• [Brief]: Reproduce all of the records exactly.
▼
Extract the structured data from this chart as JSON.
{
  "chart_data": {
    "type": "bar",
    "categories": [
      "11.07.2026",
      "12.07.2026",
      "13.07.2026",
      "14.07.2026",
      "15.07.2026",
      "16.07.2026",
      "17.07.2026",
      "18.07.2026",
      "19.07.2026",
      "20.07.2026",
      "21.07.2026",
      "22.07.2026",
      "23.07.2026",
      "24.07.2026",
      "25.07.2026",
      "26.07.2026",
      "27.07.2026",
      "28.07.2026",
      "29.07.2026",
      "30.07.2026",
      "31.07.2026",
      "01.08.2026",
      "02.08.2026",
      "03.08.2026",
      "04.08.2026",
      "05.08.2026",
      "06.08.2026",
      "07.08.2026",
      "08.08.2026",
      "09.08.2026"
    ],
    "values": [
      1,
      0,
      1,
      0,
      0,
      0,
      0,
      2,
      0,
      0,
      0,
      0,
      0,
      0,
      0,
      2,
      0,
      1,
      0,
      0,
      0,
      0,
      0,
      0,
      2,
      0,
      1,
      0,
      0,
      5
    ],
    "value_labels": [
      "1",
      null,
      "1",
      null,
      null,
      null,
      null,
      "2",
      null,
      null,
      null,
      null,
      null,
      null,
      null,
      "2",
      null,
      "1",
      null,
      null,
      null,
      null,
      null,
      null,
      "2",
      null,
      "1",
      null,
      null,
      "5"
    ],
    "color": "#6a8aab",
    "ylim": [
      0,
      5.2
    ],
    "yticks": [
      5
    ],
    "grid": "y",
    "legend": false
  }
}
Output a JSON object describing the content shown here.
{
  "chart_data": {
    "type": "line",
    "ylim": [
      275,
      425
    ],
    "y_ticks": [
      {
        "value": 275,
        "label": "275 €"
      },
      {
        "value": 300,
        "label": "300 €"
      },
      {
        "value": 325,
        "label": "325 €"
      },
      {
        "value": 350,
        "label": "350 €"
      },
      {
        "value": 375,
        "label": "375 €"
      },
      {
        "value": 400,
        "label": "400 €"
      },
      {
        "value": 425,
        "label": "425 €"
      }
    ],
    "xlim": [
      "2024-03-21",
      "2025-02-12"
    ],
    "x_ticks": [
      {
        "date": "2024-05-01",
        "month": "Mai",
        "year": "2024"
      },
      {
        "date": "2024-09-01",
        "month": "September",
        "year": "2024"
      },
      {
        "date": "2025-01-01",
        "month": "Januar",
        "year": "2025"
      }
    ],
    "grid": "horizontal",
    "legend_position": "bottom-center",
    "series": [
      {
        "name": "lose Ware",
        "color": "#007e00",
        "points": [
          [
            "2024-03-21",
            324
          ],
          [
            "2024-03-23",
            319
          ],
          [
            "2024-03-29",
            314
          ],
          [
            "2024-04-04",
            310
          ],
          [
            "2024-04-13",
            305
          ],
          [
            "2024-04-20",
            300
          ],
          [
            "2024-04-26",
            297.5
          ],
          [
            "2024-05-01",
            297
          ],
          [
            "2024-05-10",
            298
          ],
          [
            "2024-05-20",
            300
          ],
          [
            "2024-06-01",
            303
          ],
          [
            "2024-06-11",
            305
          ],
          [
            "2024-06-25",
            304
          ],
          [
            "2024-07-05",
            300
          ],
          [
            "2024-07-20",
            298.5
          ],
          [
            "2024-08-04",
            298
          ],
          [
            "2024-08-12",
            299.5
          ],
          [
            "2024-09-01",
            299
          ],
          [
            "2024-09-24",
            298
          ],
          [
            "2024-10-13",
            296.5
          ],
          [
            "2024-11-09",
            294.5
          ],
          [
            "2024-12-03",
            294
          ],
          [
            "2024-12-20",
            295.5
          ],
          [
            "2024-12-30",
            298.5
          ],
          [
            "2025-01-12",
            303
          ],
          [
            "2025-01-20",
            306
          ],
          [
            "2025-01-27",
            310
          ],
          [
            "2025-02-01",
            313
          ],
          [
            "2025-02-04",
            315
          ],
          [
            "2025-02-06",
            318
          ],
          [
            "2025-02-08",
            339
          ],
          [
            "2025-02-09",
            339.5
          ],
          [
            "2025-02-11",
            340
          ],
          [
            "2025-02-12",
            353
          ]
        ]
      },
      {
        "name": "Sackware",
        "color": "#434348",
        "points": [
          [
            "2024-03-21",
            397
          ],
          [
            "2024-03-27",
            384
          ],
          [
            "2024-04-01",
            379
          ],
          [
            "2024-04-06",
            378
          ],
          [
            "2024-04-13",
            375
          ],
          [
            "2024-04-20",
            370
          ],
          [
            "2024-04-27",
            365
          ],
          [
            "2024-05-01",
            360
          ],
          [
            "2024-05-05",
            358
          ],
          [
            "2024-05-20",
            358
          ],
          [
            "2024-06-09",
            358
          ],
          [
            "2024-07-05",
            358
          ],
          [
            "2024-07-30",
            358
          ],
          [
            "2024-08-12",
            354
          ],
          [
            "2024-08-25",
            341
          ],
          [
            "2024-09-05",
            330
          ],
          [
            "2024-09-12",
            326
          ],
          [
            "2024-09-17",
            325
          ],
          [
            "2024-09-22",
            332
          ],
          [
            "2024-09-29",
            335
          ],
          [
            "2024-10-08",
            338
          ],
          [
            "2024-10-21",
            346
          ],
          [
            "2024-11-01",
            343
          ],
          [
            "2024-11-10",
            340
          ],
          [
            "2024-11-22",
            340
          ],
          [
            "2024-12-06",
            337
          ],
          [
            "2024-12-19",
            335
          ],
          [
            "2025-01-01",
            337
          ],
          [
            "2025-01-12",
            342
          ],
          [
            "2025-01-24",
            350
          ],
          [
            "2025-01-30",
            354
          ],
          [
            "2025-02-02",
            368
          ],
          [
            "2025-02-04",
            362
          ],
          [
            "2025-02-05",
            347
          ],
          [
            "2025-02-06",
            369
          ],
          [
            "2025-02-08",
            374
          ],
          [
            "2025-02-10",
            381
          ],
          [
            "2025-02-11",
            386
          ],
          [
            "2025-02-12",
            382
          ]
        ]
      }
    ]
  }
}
▲
• [Result of the exercise]:
Extract the structured data from this chart as JSON.
{
  "chart_data": {
    "type": "bar",
    "categories": [
      "11.07.2026",
      "12.07.2026",
      "13.07.2026",
      "14.07.2026",
      "15.07.2026",
      "16.07.2026",
      "17.07.2026",
      "18.07.2026",
      "19.07.2026",
      "20.07.2026",
      "21.07.2026",
      "22.07.2026",
      "23.07.2026",
      "24.07.2026",
      "25.07.2026",
      "26.07.2026",
      "27.07.2026",
      "28.07.2026",
      "29.07.2026",
      "30.07.2026",
      "31.07.2026",
      "01.08.2026",
      "02.08.2026",
      "03.08.2026",
      "04.08.2026",
      "05.08.2026",
      "06.08.2026",
      "07.08.2026",
      "08.08.2026",
      "09.08.2026"
    ],
    "values": [
      1,
      0,
      1,
      0,
      0,
      0,
      0,
      2,
      0,
      0,
      0,
      0,
      0,
      0,
      0,
      2,
      0,
      1,
      0,
      0,
      0,
      0,
      0,
      0,
      2,
      0,
      1,
      0,
      0,
      5
    ],
    "value_labels": [
      "1",
      null,
      "1",
      null,
      null,
      null,
      null,
      "2",
      null,
      null,
      null,
      null,
      null,
      null,
      null,
      "2",
      null,
      "1",
      null,
      null,
      null,
      null,
      null,
      null,
      "2",
      null,
      "1",
      null,
      null,
      "5"
    ],
    "color": "#6a8aab",
    "ylim": [
      0,
      5.2
    ],
    "yticks": [
      5
    ],
    "grid": "y",
    "legend": false
  }
}
Output a JSON object describing the content shown here.
{
  "chart_data": {
    "type": "line",
    "ylim": [
      275,
      425
    ],
    "y_ticks": [
      {
        "value": 275,
        "label": "275 €"
      },
      {
        "value": 300,
        "label": "300 €"
      },
      {
        "value": 325,
        "label": "325 €"
      },
      {
        "value": 350,
        "label": "350 €"
      },
      {
        "value": 375,
        "label": "375 €"
      },
      {
        "value": 400,
        "label": "400 €"
      },
      {
        "value": 425,
        "label": "425 €"
      }
    ],
    "xlim": [
      "2024-03-21",
      "2025-02-12"
    ],
    "x_ticks": [
      {
        "date": "2024-05-01",
        "month": "Mai",
        "year": "2024"
      },
      {
        "date": "2024-09-01",
        "month": "September",
        "year": "2024"
      },
      {
        "date": "2025-01-01",
        "month": "Januar",
        "year": "2025"
      }
    ],
    "grid": "horizontal",
    "legend_position": "bottom-center",
    "series": [
      {
        "name": "lose Ware",
        "color": "#007e00",
        "points": [
          [
            "2024-03-21",
            324
          ],
          [
            "2024-03-23",
            319
          ],
          [
            "2024-03-29",
            314
          ],
          [
            "2024-04-04",
            310
          ],
          [
            "2024-04-13",
            305
          ],
          [
            "2024-04-20",
            300
          ],
          [
            "2024-04-26",
            297.5
          ],
          [
            "2024-05-01",
            297
          ],
          [
            "2024-05-10",
            298
          ],
          [
            "2024-05-20",
            300
          ],
          [
            "2024-06-01",
            303
          ],
          [
            "2024-06-11",
            305
          ],
          [
            "2024-06-25",
            304
          ],
          [
            "2024-07-05",
            300
          ],
          [
            "2024-07-20",
            298.5
          ],
          [
            "2024-08-04",
            298
          ],
          [
            "2024-08-12",
            299.5
          ],
          [
            "2024-09-01",
            299
          ],
          [
            "2024-09-24",
            298
          ],
          [
            "2024-10-13",
            296.5
          ],
          [
            "2024-11-09",
            294.5
          ],
          [
            "2024-12-03",
            294
          ],
          [
            "2024-12-20",
            295.5
          ],
          [
            "2024-12-30",
            298.5
          ],
          [
            "2025-01-12",
            303
          ],
          [
            "2025-01-20",
            306
          ],
          [
            "2025-01-27",
            310
          ],
          [
            "2025-02-01",
            313
          ],
          [
            "2025-02-04",
            315
          ],
          [
            "2025-02-06",
            318
          ],
          [
            "2025-02-08",
            339
          ],
          [
            "2025-02-09",
            339.5
          ],
          [
            "2025-02-11",
            340
          ],
          [
            "2025-02-12",
            353
          ]
        ]
      },
      {
        "name": "Sackware",
        "color": "#434348",
        "points": [
          [
            "2024-03-21",
            397
          ],
          [
            "2024-03-27",
            384
          ],
          [
            "2024-04-01",
            379
          ],
          [
            "2024-04-06",
            378
          ],
          [
            "2024-04-13",
            375
          ],
          [
            "2024-04-20",
            370
          ],
          [
            "2024-04-27",
            365
          ],
          [
            "2024-05-01",
            360
          ],
          [
            "2024-05-05",
            358
          ],
          [
            "2024-05-20",
            358
          ],
          [
            "2024-06-09",
            358
          ],
          [
            "2024-07-05",
            358
          ],
          [
            "2024-07-30",
            358
          ],
          [
            "2024-08-12",
            354
          ],
          [
            "2024-08-25",
            341
          ],
          [
            "2024-09-05",
            330
          ],
          [
            "2024-09-12",
            326
          ],
          [
            "2024-09-17",
            325
          ],
          [
            "2024-09-22",
            332
          ],
          [
            "2024-09-29",
            335
          ],
          [
            "2024-10-08",
            338
          ],
          [
            "2024-10-21",
            346
          ],
          [
            "2024-11-01",
            343
          ],
          [
            "2024-11-10",
            340
          ],
          [
            "2024-11-22",
            340
          ],
          [
            "2024-12-06",
            337
          ],
          [
            "2024-12-19",
            335
          ],
          [
            "2025-01-01",
            337
          ],
          [
            "2025-01-12",
            342
          ],
          [
            "2025-01-24",
            350
          ],
          [
            "2025-01-30",
            354
          ],
          [
            "2025-02-02",
            368
          ],
          [
            "2025-02-04",
            362
          ],
          [
            "2025-02-05",
            347
          ],
          [
            "2025-02-06",
            369
          ],
          [
            "2025-02-08",
            374
          ],
          [
            "2025-02-10",
            381
          ],
          [
            "2025-02-11",
            386
          ],
          [
            "2025-02-12",
            382
          ]
        ]
      }
    ]
  }
}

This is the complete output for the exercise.